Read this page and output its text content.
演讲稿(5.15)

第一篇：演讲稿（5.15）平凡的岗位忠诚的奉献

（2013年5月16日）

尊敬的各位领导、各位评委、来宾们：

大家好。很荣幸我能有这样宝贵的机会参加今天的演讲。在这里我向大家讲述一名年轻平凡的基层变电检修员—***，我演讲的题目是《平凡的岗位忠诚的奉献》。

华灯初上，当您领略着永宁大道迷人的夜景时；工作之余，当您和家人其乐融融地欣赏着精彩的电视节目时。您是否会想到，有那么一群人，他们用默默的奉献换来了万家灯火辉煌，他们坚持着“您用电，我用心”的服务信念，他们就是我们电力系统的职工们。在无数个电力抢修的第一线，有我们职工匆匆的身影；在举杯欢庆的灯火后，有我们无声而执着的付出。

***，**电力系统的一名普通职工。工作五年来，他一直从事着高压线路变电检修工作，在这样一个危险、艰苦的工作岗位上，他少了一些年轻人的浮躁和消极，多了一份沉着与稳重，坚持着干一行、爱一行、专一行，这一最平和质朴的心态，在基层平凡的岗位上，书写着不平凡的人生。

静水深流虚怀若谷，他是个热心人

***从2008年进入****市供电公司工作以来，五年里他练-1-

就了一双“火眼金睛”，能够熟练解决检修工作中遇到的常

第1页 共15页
----
§ **Required work**
Recopy the entries above exactly, with every line included.

§ **Output for this exercise**
Read this page and output its text content.
演讲稿(5.15)

第一篇：演讲稿（5.15）平凡的岗位忠诚的奉献

（2013年5月16日）

尊敬的各位领导、各位评委、来宾们：

大家好。很荣幸我能有这样宝贵的机会参加今天的演讲。在这里我向大家讲述一名年轻平凡的基层变电检修员—***，我演讲的题目是《平凡的岗位忠诚的奉献》。

华灯初上，当您领略着永宁大道迷人的夜景时；工作之余，当您和家人其乐融融地欣赏着精彩的电视节目时。您是否会想到，有那么一群人，他们用默默的奉献换来了万家灯火辉煌，他们坚持着“您用电，我用心”的服务信念，他们就是我们电力系统的职工们。在无数个电力抢修的第一线，有我们职工匆匆的身影；在举杯欢庆的灯火后，有我们无声而执着的付出。

***，**电力系统的一名普通职工。工作五年来，他一直从事着高压线路变电检修工作，在这样一个危险、艰苦的工作岗位上，他少了一些年轻人的浮躁和消极，多了一份沉着与稳重，坚持着干一行、爱一行、专一行，这一最平和质朴的心态，在基层平凡的岗位上，书写着不平凡的人生。

静水深流虚怀若谷，他是个热心人

***从2008年进入****市供电公司工作以来，五年里他练-1-

就了一双“火眼金睛”，能够熟练解决检修工作中遇到的常

第1页 共15页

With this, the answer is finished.